Beit Shammai dizem: um homem pode divorciar sua esposa com um get velho. E Beit Hillel proíbem. E qual é o get velho? Todo aquele em que ele se recluiu a sós com ela depois de tê-lo escrito para ela. — A mishná traz um caso relativamente breve, mas de consequência prática considerável: um marido escreve o get para sua esposa, mas não o entrega de imediato — o documento fica pronto, guardado, enquanto o casal continua a viver junto por um tempo, inclusive se reclui a sós com ela, como fazem os cônjuges normalmente. Só depois disso é que ele finalmente lhe entrega o mesmo documento, já escrito havia algum tempo. Esse é o "get velho" (get yashan) da mishná: não um get desatualizado por defeito formal, mas um get cuja escrita precedeu significativamente sua entrega, com uma reclusão conjugal de permeio. Beit Shammai permite que esse get seja usado para divorciar a esposa, considerando que a validade de um get depende apenas de sua correta escrita e entrega, independentemente de quanto tempo passou entre uma e outra, ou do que ocorreu nesse intervalo. Beit Hillel, porém, proíbe o uso desse get, por receio de uma confusão futura: se a esposa engravidar durante o período em que o get já estava escrito, mas ainda não havia sido entregue, e depois for efetivamente divorciada com aquele mesmo documento, quem observar a data escrita no get e a data de nascimento da criança poderá erroneamente concluir que a gravidez ocorreu depois do divórcio — quando na verdade ela ocorreu antes, durante a reclusão conjugal legítima que teve lugar entre a escrita e a entrega. Essa aparência de gravidez pós-divórcio poderia lançar dúvida sobre a legitimidade da criança, e é justamente esse risco de "difamação" que leva Beit Hillel a proibir o uso do get velho, exigindo que todo get seja escrito o mais próximo possível do momento de sua efetiva entrega.

▶ TAREFAS A REALIZAR
1. Informe se cada afirmação seguinte concorda com o trecho sobre o get velho. Responda sim ou não e cite literalmente as palavras do trecho que decidem a questão. (a) Beit Shammai permite que o marido divorcie a esposa com um get velho. (b) O get velho é um documento desatualizado por defeito formal. (c) Beit Hillel exige que o get seja escrito o mais próximo possível do momento de sua entrega.
2. Dê continuidade ao trecho sobre o get velho, começando logo após sua última frase.
Os dados apresentados em seguida constituem material à parte, independente do trecho sobre o get velho.

▶ DADOS EXTRAÍDOS
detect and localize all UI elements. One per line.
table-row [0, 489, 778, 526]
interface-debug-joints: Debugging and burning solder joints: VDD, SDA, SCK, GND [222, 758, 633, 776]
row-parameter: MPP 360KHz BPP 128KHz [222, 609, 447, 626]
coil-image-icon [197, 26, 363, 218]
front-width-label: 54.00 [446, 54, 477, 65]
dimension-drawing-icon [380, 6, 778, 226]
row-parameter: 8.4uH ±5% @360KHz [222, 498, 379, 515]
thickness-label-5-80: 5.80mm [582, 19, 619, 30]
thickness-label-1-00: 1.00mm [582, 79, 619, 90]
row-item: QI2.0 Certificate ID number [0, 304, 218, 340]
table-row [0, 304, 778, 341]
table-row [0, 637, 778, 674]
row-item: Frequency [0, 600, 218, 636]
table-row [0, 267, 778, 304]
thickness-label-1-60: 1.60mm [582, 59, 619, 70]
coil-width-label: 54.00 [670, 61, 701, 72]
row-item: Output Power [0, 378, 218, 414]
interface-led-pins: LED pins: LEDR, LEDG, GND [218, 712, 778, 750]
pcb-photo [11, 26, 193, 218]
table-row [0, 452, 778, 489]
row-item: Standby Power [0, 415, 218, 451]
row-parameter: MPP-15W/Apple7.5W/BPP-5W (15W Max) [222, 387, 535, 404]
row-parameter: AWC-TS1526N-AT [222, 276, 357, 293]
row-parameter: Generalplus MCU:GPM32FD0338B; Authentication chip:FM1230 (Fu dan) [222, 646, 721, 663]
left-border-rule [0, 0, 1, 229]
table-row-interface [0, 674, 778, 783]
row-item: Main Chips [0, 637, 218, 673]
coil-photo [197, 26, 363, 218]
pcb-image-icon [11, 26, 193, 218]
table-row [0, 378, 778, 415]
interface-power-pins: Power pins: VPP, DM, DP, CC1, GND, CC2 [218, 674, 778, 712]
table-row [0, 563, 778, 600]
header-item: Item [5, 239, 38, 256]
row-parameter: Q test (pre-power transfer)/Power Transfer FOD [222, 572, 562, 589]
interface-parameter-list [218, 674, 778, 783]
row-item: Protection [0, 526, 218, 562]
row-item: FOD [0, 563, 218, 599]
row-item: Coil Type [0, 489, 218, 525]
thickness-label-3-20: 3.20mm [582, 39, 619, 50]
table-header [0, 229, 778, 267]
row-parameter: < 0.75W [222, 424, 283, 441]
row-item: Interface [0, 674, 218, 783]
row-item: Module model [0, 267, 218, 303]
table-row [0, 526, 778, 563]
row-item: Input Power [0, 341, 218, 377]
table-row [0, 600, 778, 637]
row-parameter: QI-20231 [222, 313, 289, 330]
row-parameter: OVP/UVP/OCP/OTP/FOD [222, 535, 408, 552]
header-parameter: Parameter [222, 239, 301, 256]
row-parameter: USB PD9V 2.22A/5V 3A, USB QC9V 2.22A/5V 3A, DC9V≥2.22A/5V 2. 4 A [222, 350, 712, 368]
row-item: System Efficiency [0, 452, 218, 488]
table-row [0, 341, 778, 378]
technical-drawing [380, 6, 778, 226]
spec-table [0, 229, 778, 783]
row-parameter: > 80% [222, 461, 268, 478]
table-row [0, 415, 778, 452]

▶ RESULTADOS POR TAREFA
1.
(a) Sim: "Beit Shammai dizem: um homem pode divorciar sua esposa com um get velho."
(b) Não: "não um get desatualizado por defeito formal".
(c) Sim: "exigindo que todo get seja escrito o mais próximo possível do momento de sua efetiva entrega".

2.
Rambam, no Perush HaMishná, expõe o raciocínio de cada escola quanto ao receio da difamação; Bartenura detalha o mesmo receio e confirma que a lei segue Beit Hillel.
Rambam resume a disputa: Beit Hillel receiam que se diga, ao ver a data do get, que ela precedeu o nascimento do filho — dando a falsa impressão de que a criança nasceu depois do divórcio a partir de outro relacionamento —, ao passo que Beit Shammai não se preocupam com esse risco. Rambam descreve o get velho como aquele que o marido escreveu e, em seguida, retomou a convivência com a esposa (retornando ao lar, ou reatando a vida conjugal), permanecendo o documento em seu poder por um período depois de escrito, antes de finalmente entregá-lo.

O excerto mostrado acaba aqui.